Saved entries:
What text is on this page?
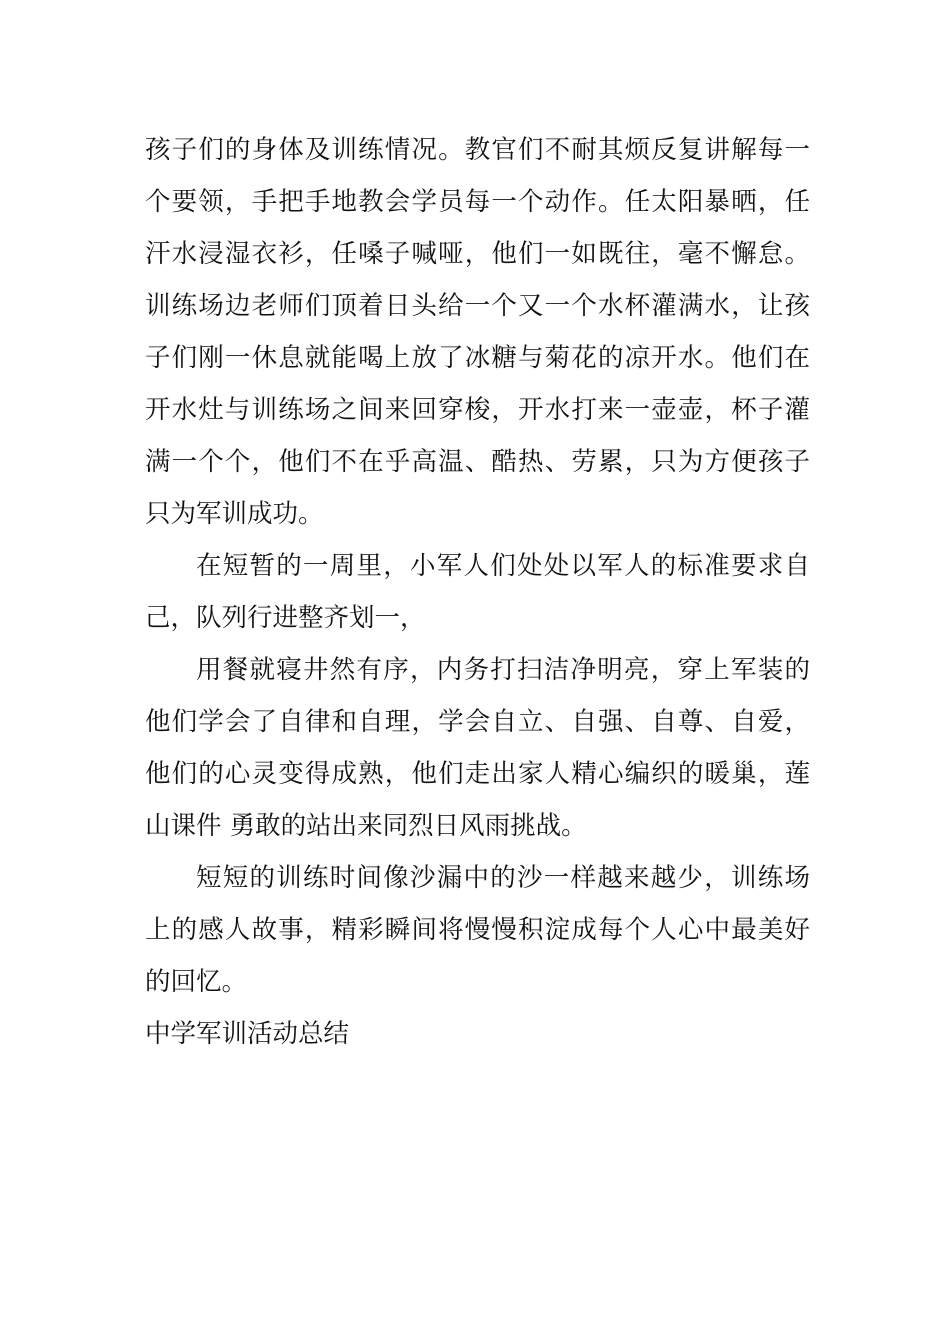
孩子们的身体及训练情况。教官们不耐其烦反复讲解每一
个要领，手把手地教会学员每一个动作。任太阳暴晒，任
汗水浸湿衣衫，任嗓子喊哑，他们一如既往，毫不懈怠。
训练场边老师们顶着日头给一个又一个水杯灌满水，让孩
子们刚一休息就能喝上放了冰糖与菊花的凉开水。他们在
开水灶与训练场之间来回穿梭，开水打来一壶壶，杯子灌
满一个个，他们不在乎高温、酷热、劳累，只为方便孩子
只为军训成功。
在短暂的一周里，小军人们处处以军人的标准要求自
己，队列行进整齐划一，
用餐就寝井然有序，内务打扫洁净明亮，穿上军装的
他们学会了自律和自理，学会自立、自强、自尊、自爱，
他们的心灵变得成熟，他们走出家人精心编织的暖巢，莲
山课件 勇敢的站出来同烈日风雨挑战。
短短的训练时间像沙漏中的沙一样越来越少，训练场
上的感人故事，精彩瞬间将慢慢积淀成每个人心中最美好
的回忆。
中学军训活动总结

_Task goal_
Copy the records word for word, leaving no picture in the copy.

_Result below_
What text is on this page?
孩子们的身体及训练情况。教官们不耐其烦反复讲解每一
个要领，手把手地教会学员每一个动作。任太阳暴晒，任
汗水浸湿衣衫，任嗓子喊哑，他们一如既往，毫不懈怠。
训练场边老师们顶着日头给一个又一个水杯灌满水，让孩
子们刚一休息就能喝上放了冰糖与菊花的凉开水。他们在
开水灶与训练场之间来回穿梭，开水打来一壶壶，杯子灌
满一个个，他们不在乎高温、酷热、劳累，只为方便孩子
只为军训成功。
在短暂的一周里，小军人们处处以军人的标准要求自
己，队列行进整齐划一，
用餐就寝井然有序，内务打扫洁净明亮，穿上军装的
他们学会了自律和自理，学会自立、自强、自尊、自爱，
他们的心灵变得成熟，他们走出家人精心编织的暖巢，莲
山课件 勇敢的站出来同烈日风雨挑战。
短短的训练时间像沙漏中的沙一样越来越少，训练场
上的感人故事，精彩瞬间将慢慢积淀成每个人心中最美好
的回忆。
中学军训活动总结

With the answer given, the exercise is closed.